WHAT THE EXERCISE ASKS: Using the records that follow, copy every line containing the word "xlabel".

WORKING DATA:
========

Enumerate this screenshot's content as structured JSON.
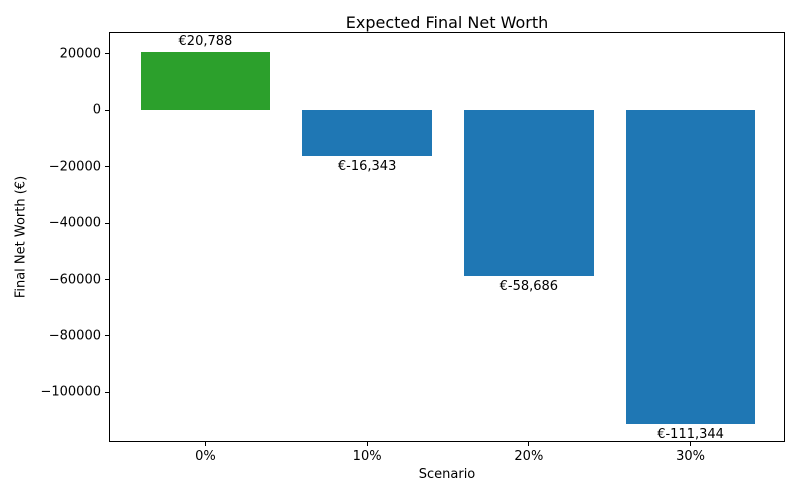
{
  "chart_data": {
    "type": "bar",
    "title": "Expected Final Net Worth",
    "xlabel": "Scenario",
    "ylabel": "Final Net Worth (€)",
    "categories": [
      "0%",
      "10%",
      "20%",
      "30%"
    ],
    "values": [
      20788,
      -16343,
      -58686,
      -111344
    ],
    "bar_labels": [
      "€20,788",
      "€-16,343",
      "€-58,686",
      "€-111,344"
    ],
    "bar_colors": [
      "#2ca02c",
      "#1f77b4",
      "#1f77b4",
      "#1f77b4"
    ],
    "positive_color": "#2ca02c",
    "negative_color": "#1f77b4",
    "yticks": [
      20000,
      0,
      -20000,
      -40000,
      -60000,
      -80000,
      -100000
    ],
    "ytick_labels": [
      "20000",
      "0",
      "−20000",
      "−40000",
      "−60000",
      "−80000",
      "−100000"
    ],
    "ylim": [
      -117951,
      27395
    ],
    "xlim": [
      -0.59,
      3.59
    ],
    "bar_width": 0.8,
    "grid": false,
    "legend_position": "none"
  }
}
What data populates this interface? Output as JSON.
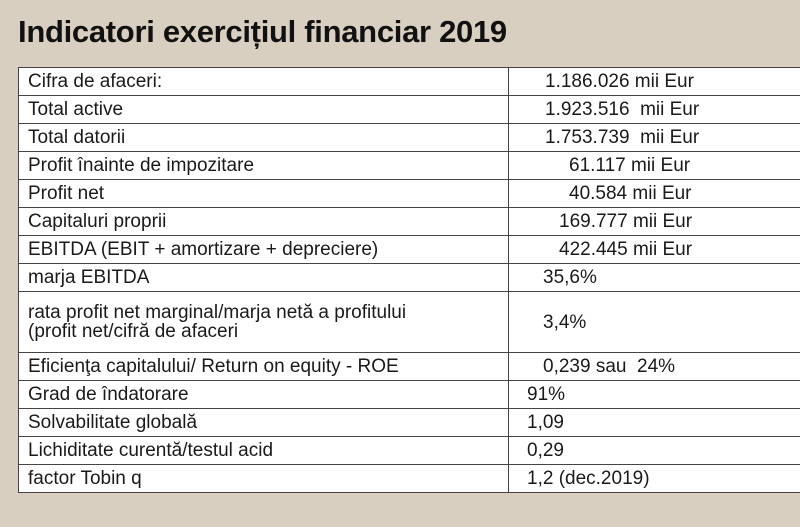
{
  "title": "Indicatori exercițiul financiar 2019",
  "rows": [
    {
      "label": "Cifra de afaceri:",
      "value": "1.186.026 mii Eur"
    },
    {
      "label": "Total active",
      "value": "1.923.516  mii Eur"
    },
    {
      "label": "Total datorii",
      "value": "1.753.739  mii Eur"
    },
    {
      "label": "Profit înainte de impozitare",
      "value": "61.117 mii Eur"
    },
    {
      "label": "Profit net",
      "value": "40.584 mii Eur"
    },
    {
      "label": "Capitaluri proprii",
      "value": "169.777 mii Eur"
    },
    {
      "label": "EBITDA (EBIT + amortizare + depreciere)",
      "value": "422.445 mii Eur"
    },
    {
      "label": "marja EBITDA",
      "value": "35,6%"
    },
    {
      "label_line1": "rata profit net marginal/marja netă a profitului",
      "label_line2": "(profit net/cifră de afaceri",
      "value": "3,4%"
    },
    {
      "label": "Eficienţa capitalului/ Return on equity - ROE",
      "value": "0,239 sau  24%"
    },
    {
      "label": "Grad de îndatorare",
      "value": "91%"
    },
    {
      "label": "Solvabilitate globală",
      "value": "1,09"
    },
    {
      "label": "Lichiditate curentă/testul acid",
      "value": "0,29"
    },
    {
      "label": "factor Tobin q",
      "value": "1,2 (dec.2019)"
    }
  ]
}
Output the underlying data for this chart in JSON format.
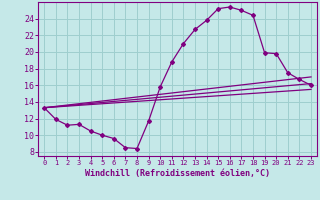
{
  "xlabel": "Windchill (Refroidissement éolien,°C)",
  "bg_color": "#c5e8e8",
  "grid_color": "#9ecece",
  "line_color": "#800080",
  "xlim": [
    -0.5,
    23.5
  ],
  "ylim": [
    7.5,
    26.0
  ],
  "yticks": [
    8,
    10,
    12,
    14,
    16,
    18,
    20,
    22,
    24
  ],
  "xticks": [
    0,
    1,
    2,
    3,
    4,
    5,
    6,
    7,
    8,
    9,
    10,
    11,
    12,
    13,
    14,
    15,
    16,
    17,
    18,
    19,
    20,
    21,
    22,
    23
  ],
  "series1_x": [
    0,
    1,
    2,
    3,
    4,
    5,
    6,
    7,
    8,
    9,
    10,
    11,
    12,
    13,
    14,
    15,
    16,
    17,
    18,
    19,
    20,
    21,
    22,
    23
  ],
  "series1_y": [
    13.3,
    11.9,
    11.2,
    11.3,
    10.5,
    10.0,
    9.6,
    8.5,
    8.4,
    11.7,
    15.8,
    18.8,
    21.0,
    22.7,
    23.8,
    25.2,
    25.4,
    25.0,
    24.4,
    19.9,
    19.8,
    17.5,
    16.7,
    16.0
  ],
  "series2_x": [
    0,
    23
  ],
  "series2_y": [
    13.3,
    15.5
  ],
  "series3_x": [
    0,
    23
  ],
  "series3_y": [
    13.3,
    16.2
  ],
  "series4_x": [
    0,
    23
  ],
  "series4_y": [
    13.3,
    17.0
  ]
}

========

FULL OUTPUT:
    "xlabel": "Scenario",
  "xlabel": "Windchill (Refroidissement éolien,°C)",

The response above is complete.